— Begin Working data —

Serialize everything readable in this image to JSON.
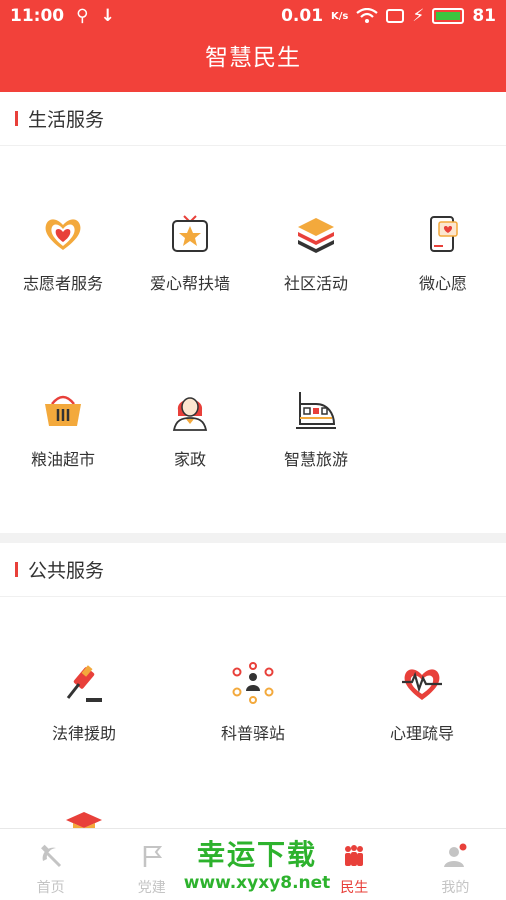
{
  "status_bar": {
    "time": "11:00",
    "speed": "0.01",
    "speed_unit": "K/s",
    "battery": "81"
  },
  "header": {
    "title": "智慧民生"
  },
  "sections": [
    {
      "title": "生活服务",
      "items": [
        {
          "label": "志愿者服务",
          "icon": "heart-hands-icon"
        },
        {
          "label": "爱心帮扶墙",
          "icon": "tv-star-icon"
        },
        {
          "label": "社区活动",
          "icon": "layers-icon"
        },
        {
          "label": "微心愿",
          "icon": "phone-heart-icon"
        },
        {
          "label": "粮油超市",
          "icon": "basket-icon"
        },
        {
          "label": "家政",
          "icon": "housekeeper-icon"
        },
        {
          "label": "智慧旅游",
          "icon": "train-icon"
        }
      ]
    },
    {
      "title": "公共服务",
      "items": [
        {
          "label": "法律援助",
          "icon": "gavel-icon"
        },
        {
          "label": "科普驿站",
          "icon": "network-icon"
        },
        {
          "label": "心理疏导",
          "icon": "heart-pulse-icon"
        },
        {
          "label": "",
          "icon": "graduation-cap-icon"
        }
      ]
    }
  ],
  "bottom_nav": [
    {
      "label": "首页",
      "icon": "hammer-sickle-icon",
      "active": false
    },
    {
      "label": "党建",
      "icon": "flag-icon",
      "active": false
    },
    {
      "label": "",
      "icon": "hidden-icon",
      "active": false
    },
    {
      "label": "民生",
      "icon": "people-icon",
      "active": true
    },
    {
      "label": "我的",
      "icon": "user-icon",
      "active": false
    }
  ],
  "watermark": {
    "line1": "幸运下载",
    "line2": "www.xyxy8.net"
  },
  "colors": {
    "primary": "#f2413a",
    "accent": "#e8403a",
    "watermark": "#2db22d"
  }
}
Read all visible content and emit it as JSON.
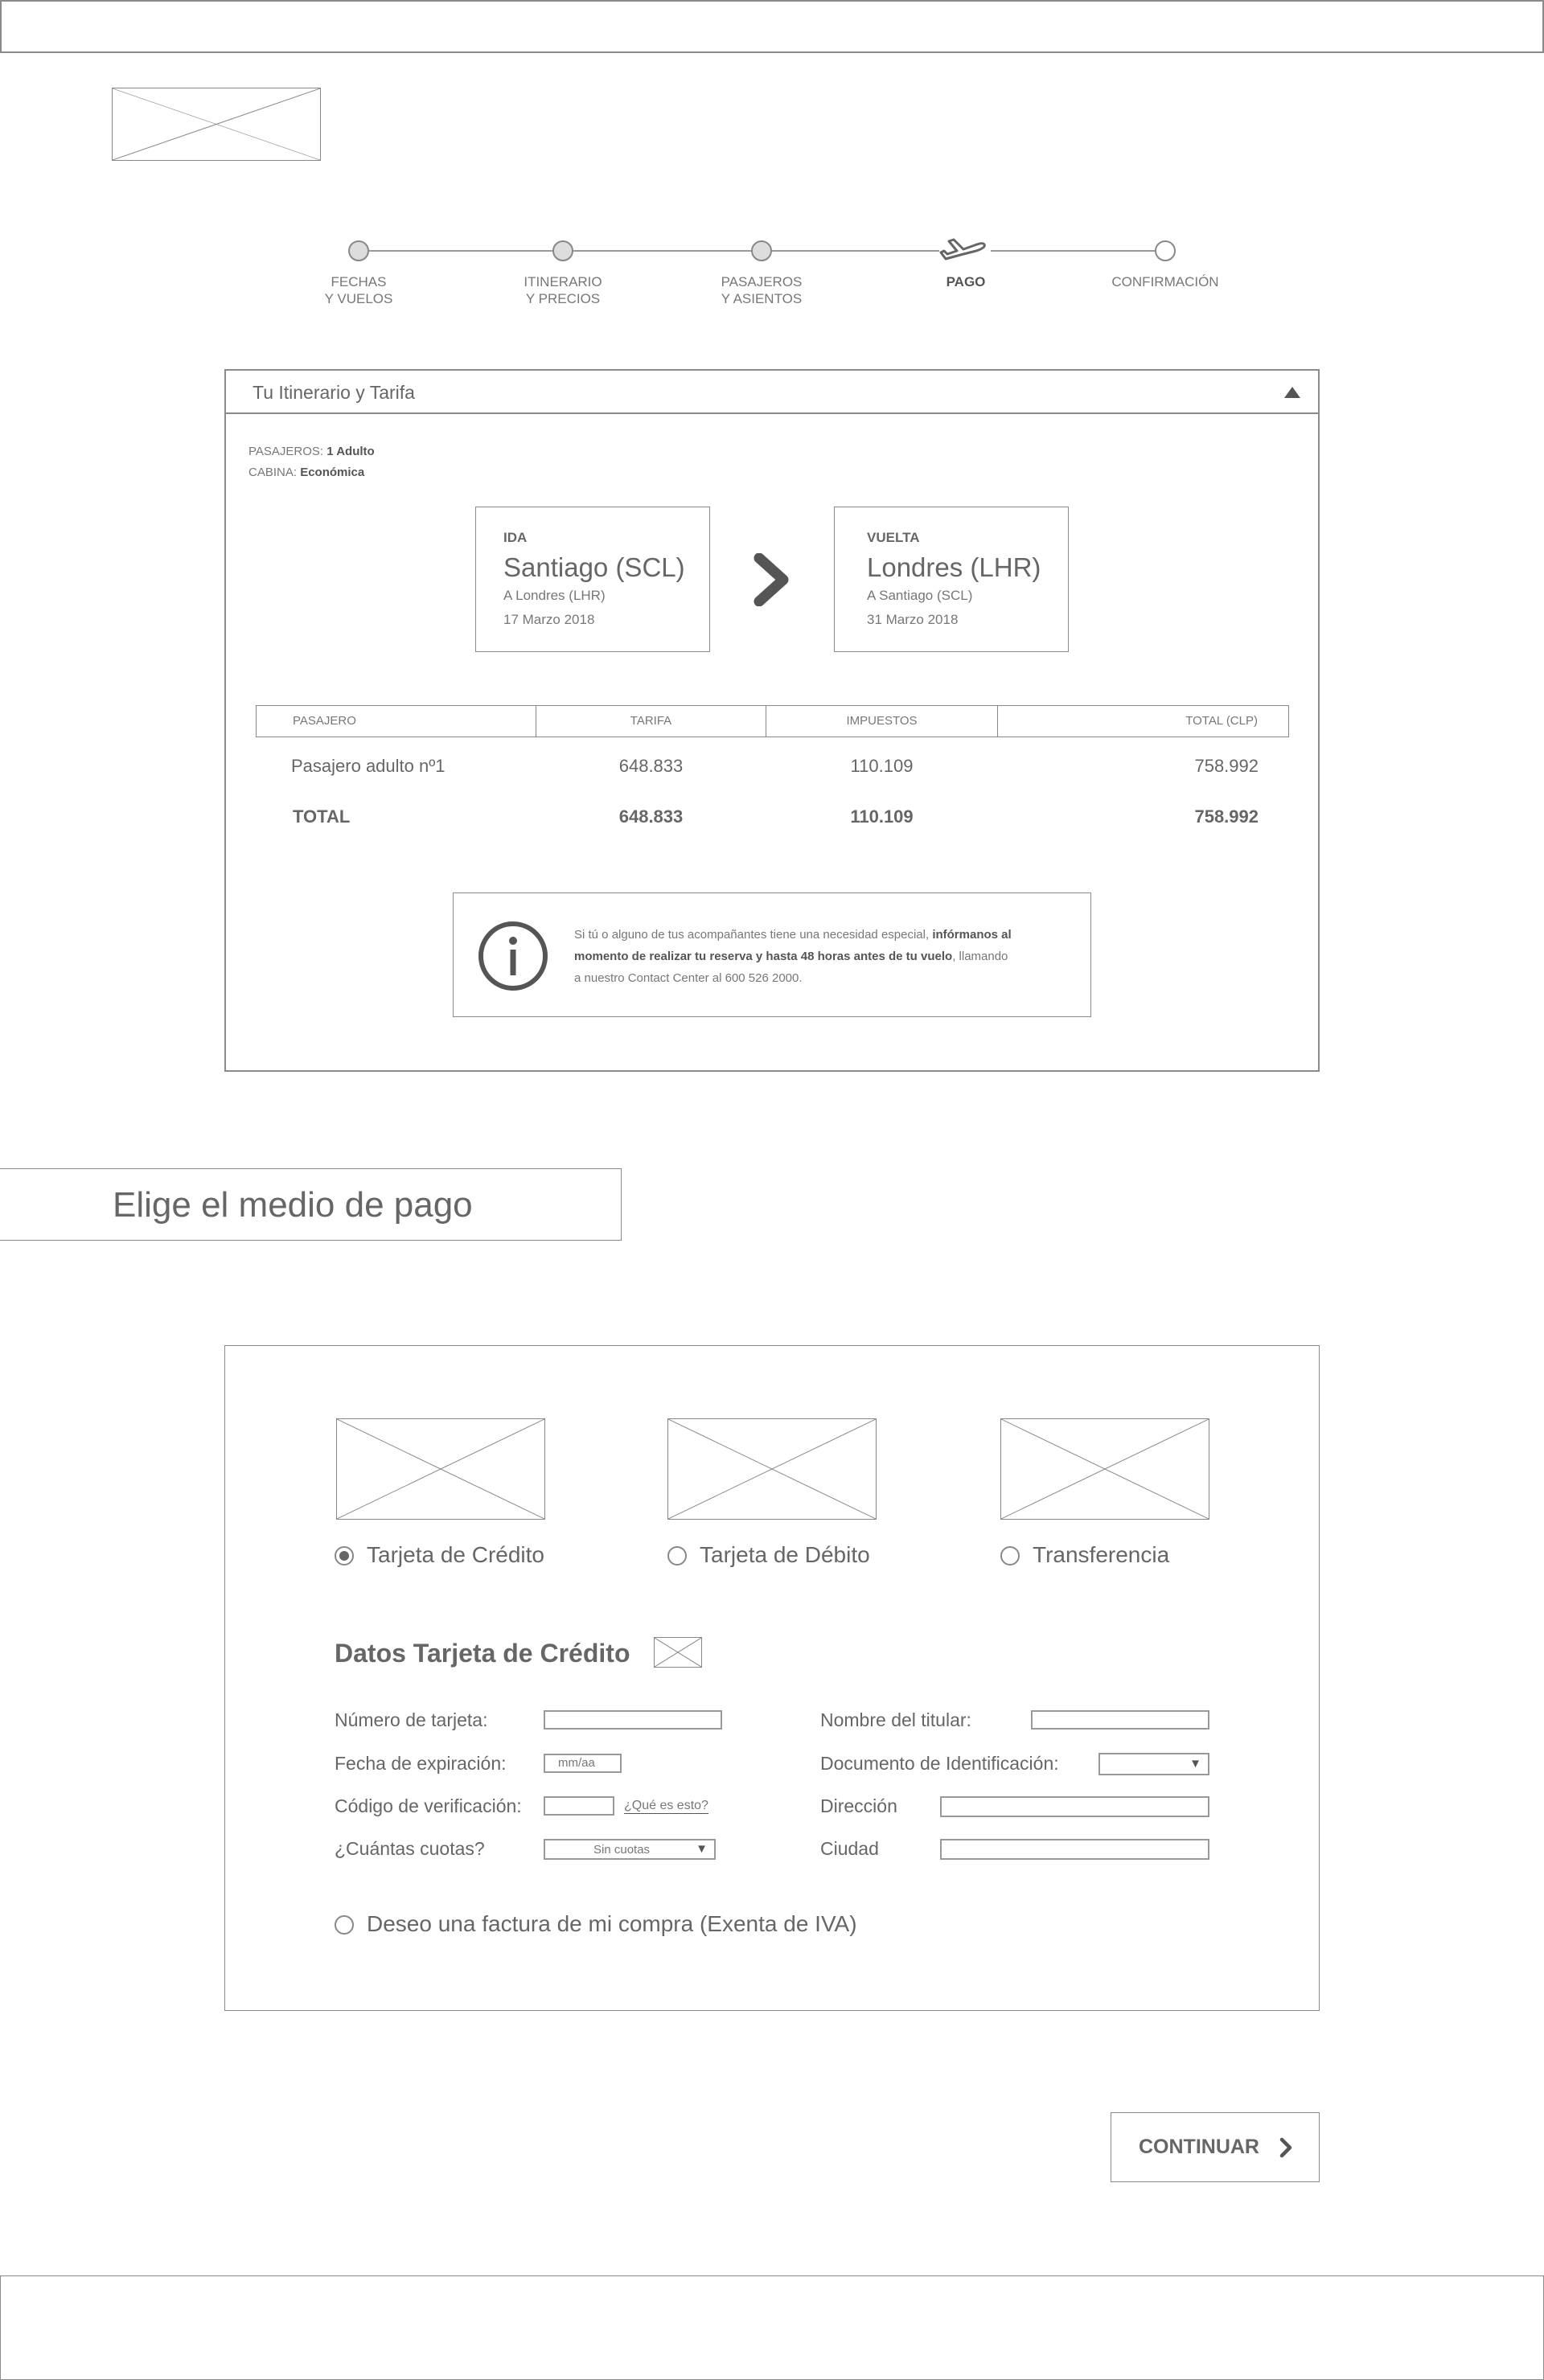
{
  "stepper": {
    "steps": [
      {
        "line1": "FECHAS",
        "line2": "Y VUELOS",
        "state": "done"
      },
      {
        "line1": "ITINERARIO",
        "line2": "Y PRECIOS",
        "state": "done"
      },
      {
        "line1": "PASAJEROS",
        "line2": "Y ASIENTOS",
        "state": "done"
      },
      {
        "line1": "PAGO",
        "line2": "",
        "state": "current"
      },
      {
        "line1": "CONFIRMACIÓN",
        "line2": "",
        "state": "pending"
      }
    ]
  },
  "itinerary": {
    "title": "Tu Itinerario y Tarifa",
    "passengers_label": "PASAJEROS:",
    "passengers_value": "1 Adulto",
    "cabin_label": "CABINA:",
    "cabin_value": "Económica",
    "outbound": {
      "tag": "IDA",
      "city": "Santiago (SCL)",
      "dest": "A Londres (LHR)",
      "date": "17 Marzo 2018"
    },
    "return": {
      "tag": "VUELTA",
      "city": "Londres (LHR)",
      "dest": "A Santiago (SCL)",
      "date": "31 Marzo 2018"
    },
    "table": {
      "headers": [
        "PASAJERO",
        "TARIFA",
        "IMPUESTOS",
        "TOTAL (CLP)"
      ],
      "rows": [
        [
          "Pasajero adulto nº1",
          "648.833",
          "110.109",
          "758.992"
        ]
      ],
      "total": [
        "TOTAL",
        "648.833",
        "110.109",
        "758.992"
      ]
    },
    "info": {
      "text1": "Si tú o alguno de tus acompañantes tiene una necesidad especial, ",
      "bold1": "infórmanos al",
      "bold2": "momento de realizar tu reserva y hasta 48 horas antes de tu vuelo",
      "text2": ", llamando",
      "text3": "a nuestro Contact Center al 600 526 2000."
    }
  },
  "payment": {
    "section_title": "Elige el medio de pago",
    "methods": [
      {
        "label": "Tarjeta de Crédito",
        "selected": true
      },
      {
        "label": "Tarjeta de Débito",
        "selected": false
      },
      {
        "label": "Transferencia",
        "selected": false
      }
    ],
    "card_title": "Datos Tarjeta de Crédito",
    "fields": {
      "card_number": "Número de tarjeta:",
      "expiry": "Fecha de expiración:",
      "expiry_placeholder": "mm/aa",
      "cvv": "Código de verificación:",
      "cvv_help": "¿Qué es esto?",
      "installments": "¿Cuántas cuotas?",
      "installments_value": "Sin cuotas",
      "holder": "Nombre del titular:",
      "id_doc": "Documento de Identificación:",
      "address": "Dirección",
      "city": "Ciudad"
    },
    "invoice_label": "Deseo una factura de mi compra (Exenta de IVA)"
  },
  "continue_label": "CONTINUAR"
}
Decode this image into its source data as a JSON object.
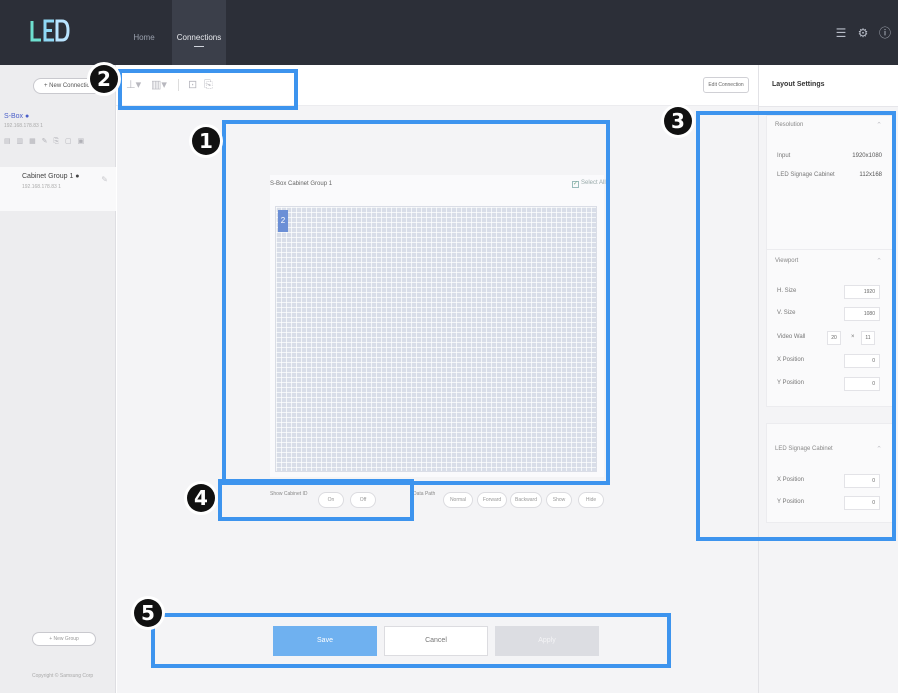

— End Working data —

▶ Objective: How many lines in the data contain the string "dest"? Respond with the number only.

▶ Solution to the problem: 2